→ WHAT TO PRODUCE: Using the material that follows, identify and copy each line with the string "ottici".

→ PROVIDED RECORDS:
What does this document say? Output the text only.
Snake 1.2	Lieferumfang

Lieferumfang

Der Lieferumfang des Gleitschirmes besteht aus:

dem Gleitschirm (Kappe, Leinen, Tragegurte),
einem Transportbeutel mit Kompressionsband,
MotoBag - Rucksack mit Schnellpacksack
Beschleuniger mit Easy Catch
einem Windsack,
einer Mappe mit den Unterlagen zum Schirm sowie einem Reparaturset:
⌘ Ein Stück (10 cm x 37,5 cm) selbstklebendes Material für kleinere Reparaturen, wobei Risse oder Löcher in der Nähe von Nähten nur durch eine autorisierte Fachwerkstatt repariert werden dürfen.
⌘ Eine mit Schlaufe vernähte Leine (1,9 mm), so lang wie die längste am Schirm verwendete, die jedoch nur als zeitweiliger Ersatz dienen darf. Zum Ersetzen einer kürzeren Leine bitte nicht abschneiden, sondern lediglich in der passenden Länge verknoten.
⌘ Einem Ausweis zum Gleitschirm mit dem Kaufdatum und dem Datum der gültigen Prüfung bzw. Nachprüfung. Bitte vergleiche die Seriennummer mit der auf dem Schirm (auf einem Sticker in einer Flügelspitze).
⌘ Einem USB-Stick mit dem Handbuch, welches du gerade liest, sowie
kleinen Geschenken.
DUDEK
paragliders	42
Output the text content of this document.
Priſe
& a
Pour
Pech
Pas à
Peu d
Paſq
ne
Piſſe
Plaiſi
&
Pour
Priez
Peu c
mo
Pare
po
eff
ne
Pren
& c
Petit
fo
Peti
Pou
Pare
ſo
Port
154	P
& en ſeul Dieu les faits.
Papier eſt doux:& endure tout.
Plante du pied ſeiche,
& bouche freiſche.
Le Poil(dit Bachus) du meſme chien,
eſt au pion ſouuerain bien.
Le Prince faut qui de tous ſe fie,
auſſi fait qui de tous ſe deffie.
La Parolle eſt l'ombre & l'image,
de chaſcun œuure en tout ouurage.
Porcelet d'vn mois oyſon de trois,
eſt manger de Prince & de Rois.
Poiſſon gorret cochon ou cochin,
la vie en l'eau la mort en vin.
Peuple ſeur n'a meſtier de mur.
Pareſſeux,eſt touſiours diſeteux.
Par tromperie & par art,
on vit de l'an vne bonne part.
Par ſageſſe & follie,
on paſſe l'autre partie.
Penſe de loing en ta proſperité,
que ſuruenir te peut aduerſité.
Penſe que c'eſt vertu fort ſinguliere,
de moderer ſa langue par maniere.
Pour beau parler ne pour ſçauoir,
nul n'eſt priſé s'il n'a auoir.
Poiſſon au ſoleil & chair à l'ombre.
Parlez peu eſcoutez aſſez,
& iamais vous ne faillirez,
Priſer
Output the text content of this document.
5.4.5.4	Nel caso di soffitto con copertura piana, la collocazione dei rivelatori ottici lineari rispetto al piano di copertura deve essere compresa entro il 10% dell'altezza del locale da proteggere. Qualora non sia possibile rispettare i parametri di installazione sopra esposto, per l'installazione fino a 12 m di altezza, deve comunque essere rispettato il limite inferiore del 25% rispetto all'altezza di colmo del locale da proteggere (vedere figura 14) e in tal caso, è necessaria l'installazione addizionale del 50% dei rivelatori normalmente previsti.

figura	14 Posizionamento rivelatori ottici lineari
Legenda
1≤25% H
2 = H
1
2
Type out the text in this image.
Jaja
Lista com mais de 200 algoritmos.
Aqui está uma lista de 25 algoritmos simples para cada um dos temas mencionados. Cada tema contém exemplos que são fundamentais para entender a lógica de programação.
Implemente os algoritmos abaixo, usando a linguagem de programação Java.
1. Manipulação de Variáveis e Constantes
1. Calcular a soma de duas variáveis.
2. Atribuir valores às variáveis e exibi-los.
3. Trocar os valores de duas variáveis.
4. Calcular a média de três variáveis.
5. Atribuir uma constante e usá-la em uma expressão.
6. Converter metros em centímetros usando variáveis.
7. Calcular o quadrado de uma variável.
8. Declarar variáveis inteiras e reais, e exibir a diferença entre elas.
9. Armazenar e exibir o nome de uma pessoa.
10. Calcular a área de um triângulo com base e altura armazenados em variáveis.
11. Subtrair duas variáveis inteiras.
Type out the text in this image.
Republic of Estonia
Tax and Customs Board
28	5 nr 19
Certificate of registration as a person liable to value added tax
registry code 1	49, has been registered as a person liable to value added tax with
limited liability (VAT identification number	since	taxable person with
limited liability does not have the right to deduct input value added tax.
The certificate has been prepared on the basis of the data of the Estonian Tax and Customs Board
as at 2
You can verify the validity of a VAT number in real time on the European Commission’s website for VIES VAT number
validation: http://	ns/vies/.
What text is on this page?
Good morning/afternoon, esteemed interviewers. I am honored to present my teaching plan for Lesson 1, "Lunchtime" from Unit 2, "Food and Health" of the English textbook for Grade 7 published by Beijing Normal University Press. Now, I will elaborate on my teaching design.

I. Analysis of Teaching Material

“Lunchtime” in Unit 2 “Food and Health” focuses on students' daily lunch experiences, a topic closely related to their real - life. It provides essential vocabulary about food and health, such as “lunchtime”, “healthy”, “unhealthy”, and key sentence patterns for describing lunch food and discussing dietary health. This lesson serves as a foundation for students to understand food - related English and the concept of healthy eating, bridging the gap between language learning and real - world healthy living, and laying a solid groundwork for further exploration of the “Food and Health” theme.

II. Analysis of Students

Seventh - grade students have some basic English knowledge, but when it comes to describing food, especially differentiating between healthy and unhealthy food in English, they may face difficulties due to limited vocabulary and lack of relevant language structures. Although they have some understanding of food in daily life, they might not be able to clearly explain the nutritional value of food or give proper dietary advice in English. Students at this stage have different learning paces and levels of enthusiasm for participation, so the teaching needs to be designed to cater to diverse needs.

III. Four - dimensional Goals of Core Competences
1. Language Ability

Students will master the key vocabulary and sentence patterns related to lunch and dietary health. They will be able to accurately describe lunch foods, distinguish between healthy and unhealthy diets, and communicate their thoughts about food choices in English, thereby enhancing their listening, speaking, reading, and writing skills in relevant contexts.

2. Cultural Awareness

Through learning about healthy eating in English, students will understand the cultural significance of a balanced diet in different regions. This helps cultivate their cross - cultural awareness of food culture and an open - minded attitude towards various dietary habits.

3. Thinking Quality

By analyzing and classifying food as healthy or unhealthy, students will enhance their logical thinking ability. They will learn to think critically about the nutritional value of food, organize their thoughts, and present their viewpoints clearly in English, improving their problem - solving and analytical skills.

→ FULL SOLUTION:
5.4.5.4	Nel caso di soffitto con copertura piana, la collocazione dei rivelatori ottici lineari rispetto al piano di copertura deve essere compresa entro il 10% dell'altezza del locale da proteggere. Qualora non sia possibile rispettare i parametri di installazione sopra esposto, per l'installazione fino a 12 m di altezza, deve comunque essere rispettato il limite inferiore del 25% rispetto all'altezza di colmo del locale da proteggere (vedere figura 14) e in tal caso, è necessaria l'installazione addizionale del 50% dei rivelatori normalmente previsti.
figura	14 Posizionamento rivelatori ottici lineari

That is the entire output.